文書の抜粋:
╔══

(58)【調査した分野】(Int.Cl.,DB名)
【発明の概要】
【発明が解決しようとする課題】
【0005】
上記特許文献2の計測装置では、圧力センサとして、円板状ピエゾ素子の片面に半球状のシリコンゴム製押圧部材を貼り合わせたものを用いている。しかし、このようなセンサは、衣服に比べて剛性が高く、そのようなセンサが取り付けられた衣服は着用者に異物感を感じさせる問題がある。
【0006】
そこで、本発明が解決しようとする課題は、衣服の素材として常用される織物を圧力センサとして機能させることにより、衣服に感圧機能を持たせても、衣服の着用者に異物感を感じさせないようにすることである。
【課題を解決するための手段】
【0007】
第1発明の体圧計測ウェアは、導電性を備える導電糸を、経糸と緯糸とした導電性織物を備え、この導電性織物は、その厚さ方向に対向配置された前記経糸と緯糸とが、厚さ方向に加えられる圧力を受けたとき、前記対向配置された経糸と緯糸との間隔が変化する状態で構成されており、体の表面に外部から加えられる圧力を計測される被検体が着用可能な衣服が前記導電性織物を用いて形成されて成り、前記対向配置された経糸と緯糸との間の静電容量の変化に基づいて、前記衣服を介して被検体に加えられる圧力を検出する。

╚══

演習用入力:
╔══

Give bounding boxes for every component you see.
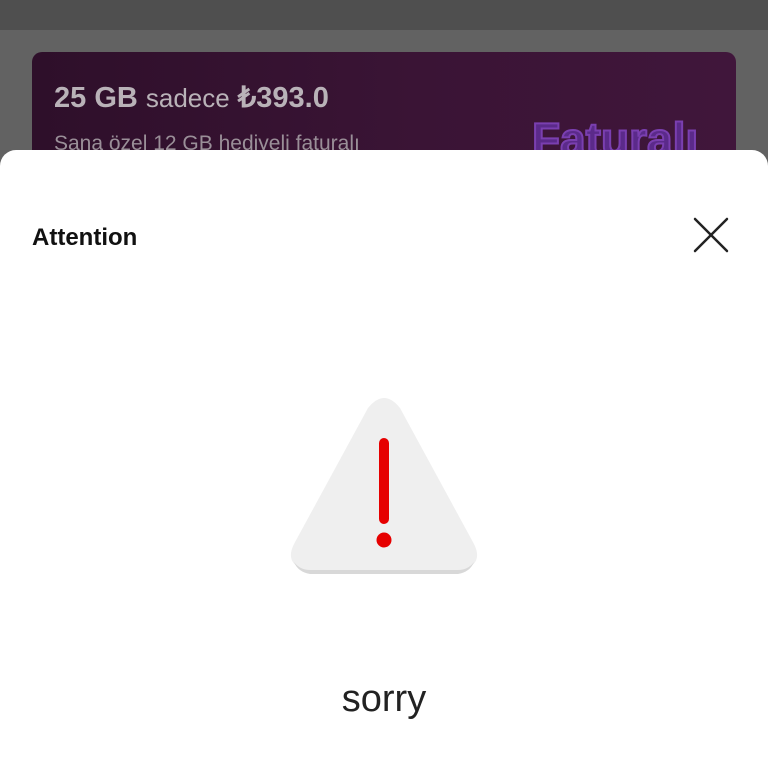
warning-triangle-icon <box>290 398 478 574</box>
promo-word: sadece <box>145 83 230 113</box>
promo-amount: 25 GB <box>54 82 138 114</box>
promo-headline: 25 GB sadece ₺393.0 <box>54 80 329 115</box>
close-button[interactable] <box>686 210 736 260</box>
status-bar-area <box>0 0 768 30</box>
dialog-message: sorry <box>341 678 427 720</box>
promo-price: ₺393.0 <box>237 82 329 114</box>
attention-dialog: Attention sorry <box>0 150 768 768</box>
dialog-title: Attention <box>32 224 138 251</box>
close-icon <box>693 217 729 253</box>
app-screen: 25 GB sadece ₺393.0 Sana özel 12 GB hedi… <box>0 0 768 768</box>
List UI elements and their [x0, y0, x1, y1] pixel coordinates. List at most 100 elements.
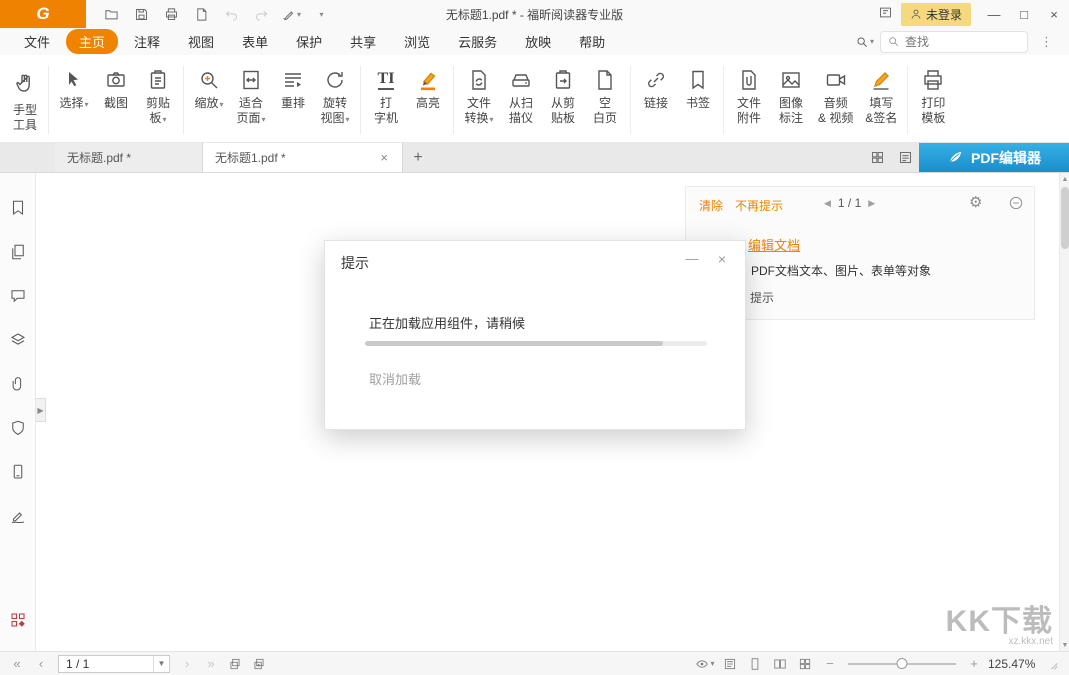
ribbon-tool-zoom[interactable]: 缩放▾ [188, 60, 230, 140]
menu-cloud[interactable]: 云服务 [444, 29, 511, 54]
ribbon-tool-blank-page[interactable]: 空 白页 [584, 60, 626, 140]
scroll-up-icon[interactable]: ▲ [1060, 173, 1069, 185]
redo-icon[interactable] [248, 3, 274, 25]
minimize-button[interactable]: — [979, 0, 1009, 28]
comments-panel-icon[interactable] [8, 287, 28, 305]
previous-page-icon[interactable]: ‹ [30, 654, 52, 674]
chevron-down-icon[interactable]: ▼ [153, 656, 169, 672]
document-tab-active[interactable]: 无标题1.pdf * × [203, 143, 403, 172]
ribbon-tool-typewriter[interactable]: TI 打 字机 [365, 60, 407, 140]
dialog-close-icon[interactable]: × [713, 251, 731, 267]
more-options-icon[interactable]: ⋮ [1034, 34, 1059, 50]
destinations-panel-icon[interactable] [8, 611, 28, 629]
view-mode-eye-icon[interactable]: ▾ [694, 654, 716, 674]
menu-view[interactable]: 视图 [174, 29, 228, 54]
notes-panel-icon[interactable] [878, 5, 893, 23]
zoom-select-icon[interactable]: ▾ [855, 35, 874, 49]
document-tab-inactive[interactable]: 无标题.pdf * [55, 143, 203, 172]
panel-expand-handle[interactable]: ▶ [36, 398, 46, 422]
single-page-view-icon[interactable] [744, 654, 766, 674]
ribbon-tool-rotate-view[interactable]: 旋转 视图▾ [314, 60, 356, 140]
menu-browse[interactable]: 浏览 [390, 29, 444, 54]
ribbon-tool-from-clipboard[interactable]: 从剪 贴板 [542, 60, 584, 140]
facing-page-view-icon[interactable] [769, 654, 791, 674]
ribbon-tool-fit-page[interactable]: 适合 页面▾ [230, 60, 272, 140]
menu-file[interactable]: 文件 [10, 29, 64, 54]
previous-tip-icon[interactable]: ◀ [824, 198, 831, 209]
ribbon-tool-from-scanner[interactable]: 从扫 描仪 [500, 60, 542, 140]
mobile-panel-icon[interactable] [8, 463, 28, 481]
bookmarks-panel-icon[interactable] [8, 199, 28, 217]
menu-protect[interactable]: 保护 [282, 29, 336, 54]
next-tip-icon[interactable]: ▶ [868, 198, 875, 209]
attachments-panel-icon[interactable] [8, 375, 28, 393]
tab-list-icon[interactable] [891, 143, 919, 172]
close-button[interactable]: × [1039, 0, 1069, 28]
page-number-combo[interactable]: 1 / 1 ▼ [58, 655, 170, 673]
scanner-icon [509, 64, 533, 96]
undo-icon[interactable] [218, 3, 244, 25]
open-folder-icon[interactable] [98, 3, 124, 25]
tab-close-icon[interactable]: × [378, 150, 390, 165]
security-panel-icon[interactable] [8, 419, 28, 437]
login-button[interactable]: 未登录 [901, 3, 971, 26]
document-icon[interactable] [188, 3, 214, 25]
ribbon-tool-print-template[interactable]: 打印 模板 [912, 60, 954, 140]
quick-tools-icon[interactable]: ▾ [278, 3, 304, 25]
pages-panel-icon[interactable] [8, 243, 28, 261]
scrollbar-thumb[interactable] [1061, 187, 1069, 249]
scroll-down-icon[interactable]: ▼ [1060, 639, 1069, 651]
ribbon-tool-audio-video[interactable]: 音频 & 视频 [812, 60, 859, 140]
ribbon-tool-image-annotation[interactable]: 图像 标注 [770, 60, 812, 140]
dialog-minimize-icon[interactable]: — [683, 251, 701, 266]
gear-icon[interactable]: ⚙ [969, 193, 982, 211]
menu-comment[interactable]: 注释 [120, 29, 174, 54]
cancel-loading-link[interactable]: 取消加载 [369, 369, 421, 388]
pdf-editor-button[interactable]: PDF编辑器 [919, 143, 1069, 172]
ribbon-tool-reflow[interactable]: 重排 [272, 60, 314, 140]
ribbon-tool-snapshot[interactable]: 截图 [95, 60, 137, 140]
next-page-icon[interactable]: › [176, 654, 198, 674]
layers-panel-icon[interactable] [8, 331, 28, 349]
last-page-icon[interactable]: » [200, 654, 222, 674]
save-icon[interactable] [128, 3, 154, 25]
ribbon-tool-highlight[interactable]: 高亮 [407, 60, 449, 140]
zoom-out-button[interactable]: − [819, 654, 841, 674]
ribbon-tool-clipboard[interactable]: 剪贴 板▾ [137, 60, 179, 140]
zoom-slider[interactable] [848, 654, 956, 674]
ribbon-tool-bookmark[interactable]: 书签 [677, 60, 719, 140]
ribbon-tool-link[interactable]: 链接 [635, 60, 677, 140]
zoom-slider-thumb[interactable] [897, 658, 908, 669]
ribbon-tool-file-attachment[interactable]: 文件 附件 [728, 60, 770, 140]
print-icon[interactable] [158, 3, 184, 25]
ribbon-tool-hand[interactable]: 手型 工具 [6, 60, 44, 140]
ribbon-tool-fill-sign[interactable]: 填写 &签名 [859, 60, 903, 140]
next-view-icon[interactable] [248, 654, 270, 674]
new-tab-button[interactable]: + [403, 143, 433, 172]
customize-toolbar-icon[interactable]: ▾ [308, 3, 334, 25]
menu-share[interactable]: 共享 [336, 29, 390, 54]
menu-slideshow[interactable]: 放映 [511, 29, 565, 54]
signature-panel-icon[interactable] [8, 507, 28, 525]
ribbon-tool-select[interactable]: 选择▾ [53, 60, 95, 140]
resize-grip-icon[interactable] [1041, 654, 1063, 674]
tab-grid-icon[interactable] [863, 143, 891, 172]
zoom-in-button[interactable]: + [963, 654, 985, 674]
previous-view-icon[interactable] [224, 654, 246, 674]
document-area[interactable]: ▶ 清除 不再提示 ◀ 1 / 1 ▶ ⚙ 编辑文档 PDF文档文本、图片、表单… [36, 173, 1069, 651]
menu-help[interactable]: 帮助 [565, 29, 619, 54]
reading-mode-icon[interactable] [719, 654, 741, 674]
tip-title-link[interactable]: 编辑文档 [748, 235, 800, 254]
ribbon-tool-convert[interactable]: 文件 转换▾ [458, 60, 500, 140]
vertical-scrollbar[interactable]: ▲ ▼ [1059, 173, 1069, 651]
search-input[interactable] [880, 31, 1028, 53]
tip-clear-link[interactable]: 清除 [699, 197, 723, 214]
menu-home[interactable]: 主页 [66, 29, 118, 54]
menu-form[interactable]: 表单 [228, 29, 282, 54]
foxit-logo[interactable]: G [0, 0, 86, 28]
collapse-tip-icon[interactable] [1008, 195, 1024, 214]
grid-view-icon[interactable] [794, 654, 816, 674]
first-page-icon[interactable]: « [6, 654, 28, 674]
tip-dont-show-link[interactable]: 不再提示 [735, 197, 783, 214]
maximize-button[interactable]: □ [1009, 0, 1039, 28]
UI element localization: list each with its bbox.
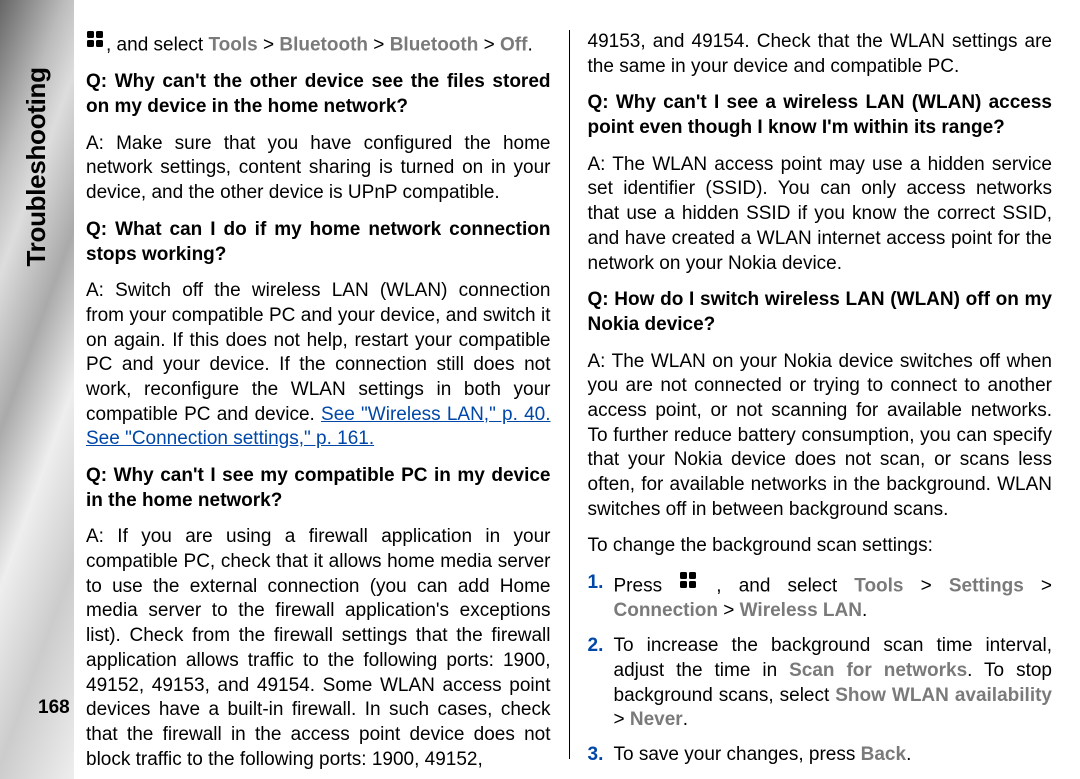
question-5: Q: How do I switch wireless LAN (WLAN) o… — [588, 288, 1053, 337]
step-number-2: 2. — [588, 634, 604, 659]
intro-line: , and select Tools > Bluetooth > Bluetoo… — [86, 30, 551, 58]
menu-settings: Settings — [949, 576, 1024, 597]
step-3: 3. To save your changes, press Back. — [588, 743, 1053, 768]
menu-tools: Tools — [854, 576, 903, 597]
menu-path-tools: Tools — [208, 35, 257, 56]
column-divider — [569, 30, 570, 759]
menu-show-wlan-availability: Show WLAN availability — [835, 685, 1052, 706]
answer-2: A: Switch off the wireless LAN (WLAN) co… — [86, 279, 551, 452]
menu-scan-for-networks: Scan for networks — [789, 660, 967, 681]
step-number-3: 3. — [588, 743, 604, 768]
page-number: 168 — [38, 696, 70, 721]
answer-4: A: The WLAN access point may use a hidde… — [588, 153, 1053, 276]
menu-never: Never — [630, 709, 683, 730]
menu-path-off: Off — [500, 35, 527, 56]
change-intro: To change the background scan settings: — [588, 534, 1053, 559]
content-area: , and select Tools > Bluetooth > Bluetoo… — [74, 0, 1080, 779]
steps-list: 1. Press , and select Tools > Settings >… — [588, 571, 1053, 778]
section-title: Troubleshooting — [20, 67, 54, 266]
sidebar: Troubleshooting 168 — [0, 0, 74, 779]
question-3: Q: Why can't I see my compatible PC in m… — [86, 464, 551, 513]
answer-3-continued: 49153, and 49154. Check that the WLAN se… — [588, 30, 1053, 79]
answer-1: A: Make sure that you have configured th… — [86, 132, 551, 206]
menu-key-icon — [86, 30, 104, 56]
link-wireless-lan[interactable]: See "Wireless LAN," p. 40. — [321, 404, 550, 425]
menu-back: Back — [861, 744, 906, 765]
column-left: , and select Tools > Bluetooth > Bluetoo… — [86, 30, 551, 759]
question-2: Q: What can I do if my home network conn… — [86, 218, 551, 267]
step-number-1: 1. — [588, 571, 604, 596]
step-1: 1. Press , and select Tools > Settings >… — [588, 571, 1053, 624]
question-1: Q: Why can't the other device see the fi… — [86, 70, 551, 119]
question-4: Q: Why can't I see a wireless LAN (WLAN)… — [588, 91, 1053, 140]
step-2: 2. To increase the background scan time … — [588, 634, 1053, 733]
column-right: 49153, and 49154. Check that the WLAN se… — [588, 30, 1053, 759]
menu-wireless-lan: Wireless LAN — [740, 600, 862, 621]
link-connection-settings[interactable]: See "Connection settings," p. 161. — [86, 428, 374, 449]
menu-key-icon — [679, 571, 697, 597]
answer-5: A: The WLAN on your Nokia device switche… — [588, 350, 1053, 523]
answer-3: A: If you are using a firewall applicati… — [86, 525, 551, 772]
menu-path-bluetooth2: Bluetooth — [390, 35, 479, 56]
menu-path-bluetooth: Bluetooth — [279, 35, 368, 56]
menu-connection: Connection — [614, 600, 719, 621]
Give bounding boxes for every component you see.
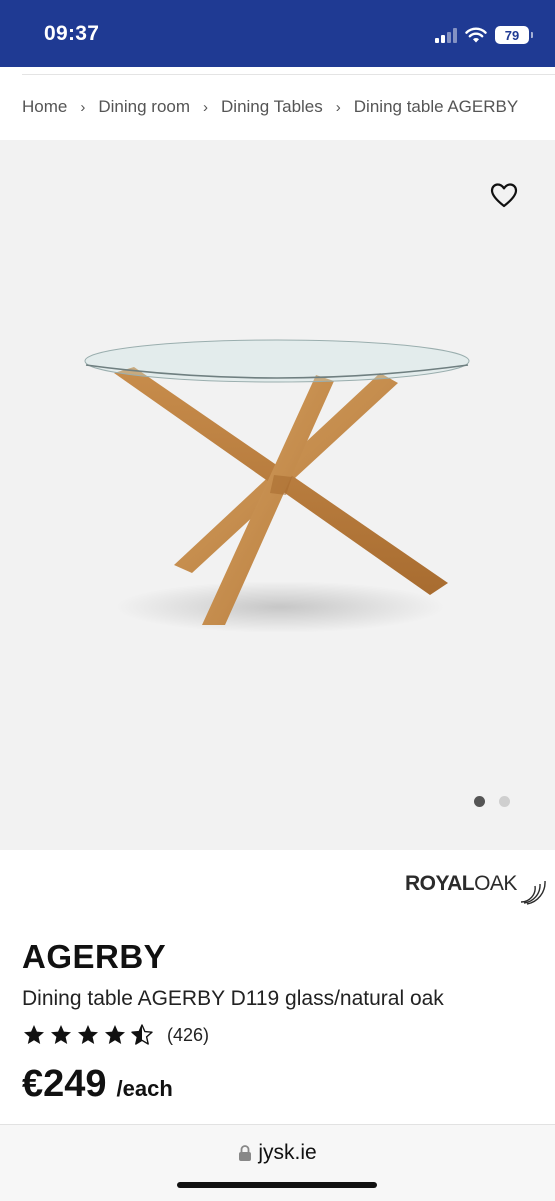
product-name: AGERBY xyxy=(22,938,167,975)
address-bar[interactable]: jysk.ie xyxy=(0,1141,555,1165)
carousel-dots xyxy=(474,796,510,807)
breadcrumb-current[interactable]: Dining table AGERBY xyxy=(354,97,518,117)
price-unit: /each xyxy=(116,1076,173,1101)
review-count[interactable]: (426) xyxy=(167,1025,209,1046)
half-star-icon xyxy=(131,1024,153,1045)
status-icons: 79 xyxy=(435,24,533,46)
brand-oak: OAK xyxy=(474,872,517,895)
status-time: 09:37 xyxy=(44,22,100,45)
product-image xyxy=(84,339,470,633)
brand-wordmark: ROYALOAK xyxy=(405,872,517,895)
brand-arc-icon xyxy=(521,880,547,905)
battery-level: 79 xyxy=(504,27,520,43)
star-icon xyxy=(24,1025,44,1044)
brand-royal: ROYAL xyxy=(405,872,475,895)
status-bar: 09:37 79 xyxy=(0,0,555,67)
breadcrumb-separator: › xyxy=(335,98,341,116)
breadcrumb-dining-room[interactable]: Dining room xyxy=(98,97,190,117)
breadcrumb-separator: › xyxy=(203,98,209,116)
browser-bar: jysk.ie xyxy=(0,1124,555,1201)
breadcrumb: Home › Dining room › Dining Tables › Din… xyxy=(22,97,518,117)
heart-icon[interactable] xyxy=(489,180,519,210)
price: €249 xyxy=(22,1063,107,1105)
battery-icon: 79 xyxy=(495,26,533,44)
carousel-dot-active[interactable] xyxy=(474,796,485,807)
carousel-dot[interactable] xyxy=(499,796,510,807)
divider xyxy=(22,74,555,75)
product-description: Dining table AGERBY D119 glass/natural o… xyxy=(22,987,444,1010)
brand-logo: ROYALOAK xyxy=(405,872,547,912)
url-text: jysk.ie xyxy=(258,1141,317,1164)
lock-icon xyxy=(239,1145,252,1161)
wifi-icon xyxy=(465,27,487,42)
breadcrumb-separator: › xyxy=(80,98,86,116)
star-icon xyxy=(78,1025,98,1044)
rating[interactable]: (426) xyxy=(22,1023,209,1047)
signal-icon xyxy=(435,27,457,43)
star-icon xyxy=(105,1025,125,1044)
price-row: €249 /each xyxy=(22,1063,173,1106)
star-icon xyxy=(51,1025,71,1044)
breadcrumb-home[interactable]: Home xyxy=(22,97,67,117)
home-indicator xyxy=(177,1182,377,1188)
breadcrumb-dining-tables[interactable]: Dining Tables xyxy=(221,97,323,117)
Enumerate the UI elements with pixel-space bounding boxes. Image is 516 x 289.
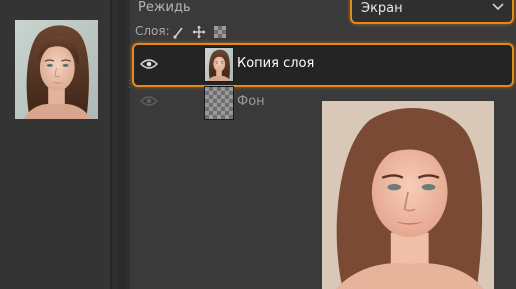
- blend-mode-row: Режидь Экран: [130, 0, 516, 24]
- composite-preview-image: [322, 101, 494, 289]
- checker-icon[interactable]: [214, 26, 226, 38]
- blend-mode-label: Режидь: [138, 0, 191, 15]
- eye-icon[interactable]: [140, 58, 158, 70]
- panel-splitter[interactable]: [118, 0, 126, 289]
- image-preview-thumbnail[interactable]: [15, 20, 98, 119]
- layers-label: Слоя:: [135, 24, 170, 38]
- layers-toolbar: Слоя:: [130, 24, 516, 42]
- blend-mode-value: Экран: [361, 1, 403, 16]
- layer-thumbnail: [204, 86, 234, 120]
- layer-name: Фон: [237, 94, 265, 109]
- move-icon[interactable]: [192, 25, 206, 39]
- splitter-grip-icon[interactable]: ⋮: [125, 80, 135, 97]
- layer-row-active[interactable]: Копия слоя: [132, 43, 514, 87]
- eye-icon[interactable]: [140, 95, 158, 107]
- blend-mode-select[interactable]: Экран: [350, 0, 514, 24]
- left-panel: [0, 0, 111, 289]
- panel-divider: [110, 0, 112, 289]
- brush-icon[interactable]: [172, 25, 186, 39]
- layer-thumbnail: [204, 47, 234, 82]
- layer-name: Копия слоя: [237, 56, 315, 71]
- chevron-down-icon: [492, 3, 504, 11]
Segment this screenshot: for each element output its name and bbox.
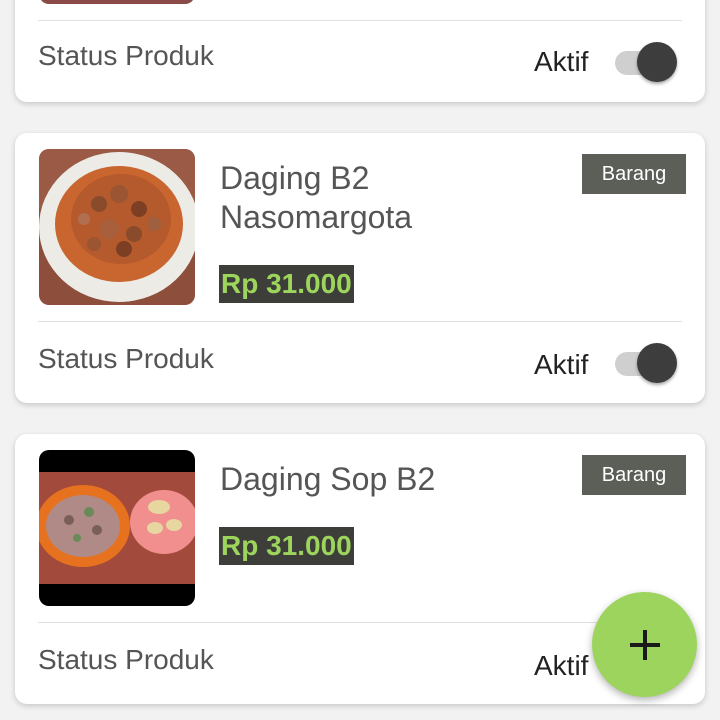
product-type-badge: Barang [582,455,686,495]
toggle-knob [637,343,677,383]
aktif-label: Aktif [534,46,589,77]
card-divider [38,321,682,322]
status-produk-label: Status Produk [38,644,214,675]
product-card: Status Produk Aktif [15,0,705,102]
status-produk-label: Status Produk [38,343,214,374]
status-produk-label: Status Produk [38,40,214,71]
aktif-label: Aktif [534,650,589,681]
product-price: Rp 31.000 [219,265,354,303]
food-photo-sop-icon [39,450,195,606]
product-name: Daging B2 Nasomargota [220,160,413,235]
card-divider [38,20,682,21]
aktif-label: Aktif [534,349,589,380]
product-image-partial [39,0,195,4]
status-toggle[interactable] [615,343,677,383]
card-divider [38,622,682,623]
product-card[interactable]: Daging B2 Nasomargota Rp 31.000 Barang S… [15,133,705,403]
product-name: Daging Sop B2 [220,461,436,497]
add-product-button[interactable] [592,592,697,697]
status-toggle[interactable] [615,42,677,82]
product-price: Rp 31.000 [219,527,354,565]
plus-icon [629,629,660,660]
product-type-badge: Barang [582,154,686,194]
toggle-knob [637,42,677,82]
food-photo-b2-icon [39,149,195,305]
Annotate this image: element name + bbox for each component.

╚══

練習問題:
(a) 文書の「(58)【調査した分野】(Int.Cl.,DB名)」から「に加えられる圧力を検出する。」までの部分を、一字一句変えずに繰り返してください。
(b) レコードの先頭から「List UI elements」を含む行までを、改変せずに再現してください。画像は解答に含めないでください。
文書とレコードのあいだには、内容上の関連はありません。

各問の解答:
(a)
(58)【調査した分野】(Int.Cl.,DB名)
【発明の概要】
【発明が解決しようとする課題】
【0005】
上記特許文献2の計測装置では、圧力センサとして、円板状ピエゾ素子の片面に半球状のシリコンゴム製押圧部材を貼り合わせたものを用いている。しかし、このようなセンサは、衣服に比べて剛性が高く、そのようなセンサが取り付けられた衣服は着用者に異物感を感じさせる問題がある。
【0006】
そこで、本発明が解決しようとする課題は、衣服の素材として常用される織物を圧力センサとして機能させることにより、衣服に感圧機能を持たせても、衣服の着用者に異物感を感じさせないようにすることである。
【課題を解決するための手段】
【0007】
第1発明の体圧計測ウェアは、導電性を備える導電糸を、経糸と緯糸とした導電性織物を備え、この導電性織物は、その厚さ方向に対向配置された前記経糸と緯糸とが、厚さ方向に加えられる圧力を受けたとき、前記対向配置された経糸と緯糸との間隔が変化する状態で構成されており、体の表面に外部から加えられる圧力を計測される被検体が着用可能な衣服が前記導電性織物を用いて形成されて成り、前記対向配置された経糸と緯糸との間の静電容量の変化に基づいて、前記衣服を介して被検体に加えられる圧力を検出する。

(b)
Give bounding boxes for every component you see.
warning-triangle-icon <box>290 398 478 574</box>
promo-word: sadece <box>145 83 230 113</box>
promo-amount: 25 GB <box>54 82 138 114</box>
promo-headline: 25 GB sadece ₺393.0 <box>54 80 329 115</box>
close-button[interactable] <box>686 210 736 260</box>
status-bar-area <box>0 0 768 30</box>
dialog-message: sorry <box>341 678 427 720</box>
promo-price: ₺393.0 <box>237 82 329 114</box>
attention-dialog: Attention sorry <box>0 150 768 768</box>
dialog-title: Attention <box>32 224 138 251</box>
close-icon <box>693 217 729 253</box>
app-screen: 25 GB sadece ₺393.0 Sana özel 12 GB hedi… <box>0 0 768 768</box>
List UI elements and their [x0, y0, x1, y1] pixel coordinates. List at most 100 elements.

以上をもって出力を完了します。